-- Start of Input data --

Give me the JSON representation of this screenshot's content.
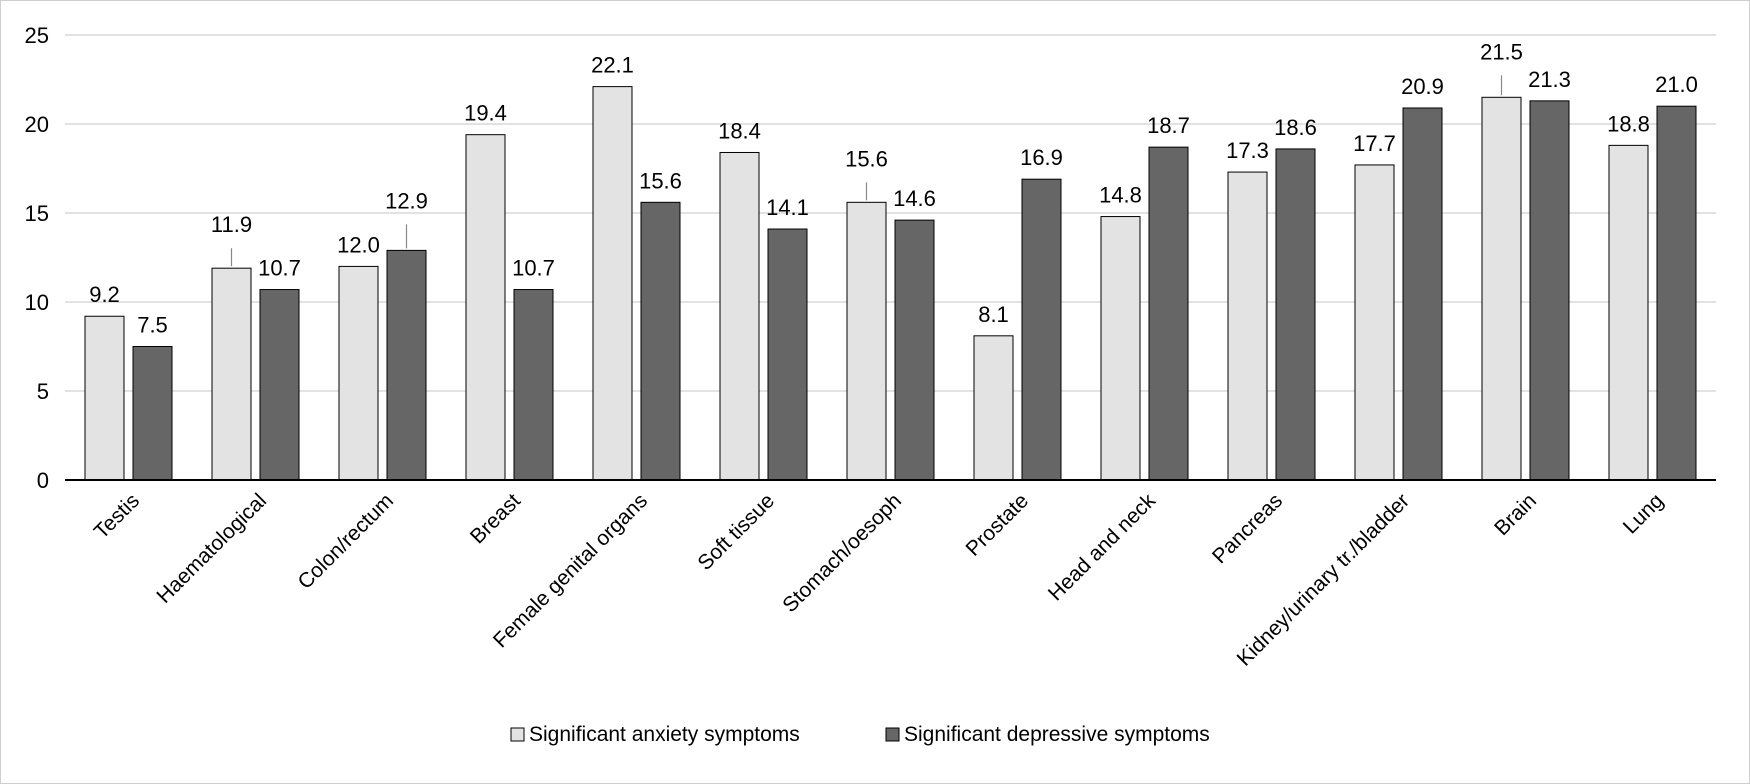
{
  "chart_data": {
    "type": "bar",
    "title": "",
    "xlabel": "",
    "ylabel": "",
    "ylim": [
      0,
      25
    ],
    "yticks": [
      0,
      5,
      10,
      15,
      20,
      25
    ],
    "grid": true,
    "legend_position": "bottom-center",
    "categories": [
      "Testis",
      "Haematological",
      "Colon/rectum",
      "Breast",
      "Female genital organs",
      "Soft tissue",
      "Stomach/oesoph",
      "Prostate",
      "Head and neck",
      "Pancreas",
      "Kidney/urinary tr./bladder",
      "Brain",
      "Lung"
    ],
    "series": [
      {
        "name": "Significant anxiety symptoms",
        "color": "#e3e3e3",
        "values": [
          9.2,
          11.9,
          12.0,
          19.4,
          22.1,
          18.4,
          15.6,
          8.1,
          14.8,
          17.3,
          17.7,
          21.5,
          18.8
        ],
        "labels": [
          "9.2",
          "11.9",
          "12.0",
          "19.4",
          "22.1",
          "18.4",
          "15.6",
          "8.1",
          "14.8",
          "17.3",
          "17.7",
          "21.5",
          "18.8"
        ]
      },
      {
        "name": "Significant depressive symptoms",
        "color": "#666666",
        "values": [
          7.5,
          10.7,
          12.9,
          10.7,
          15.6,
          14.1,
          14.6,
          16.9,
          18.7,
          18.6,
          20.9,
          21.3,
          21.0
        ],
        "labels": [
          "7.5",
          "10.7",
          "12.9",
          "10.7",
          "15.6",
          "14.1",
          "14.6",
          "16.9",
          "18.7",
          "18.6",
          "20.9",
          "21.3",
          "21.0"
        ]
      }
    ]
  }
}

-- End of Input data --

__The exercise__. Only a number is wanted: how many lines of the data above contain "name"?

__The reply__. 2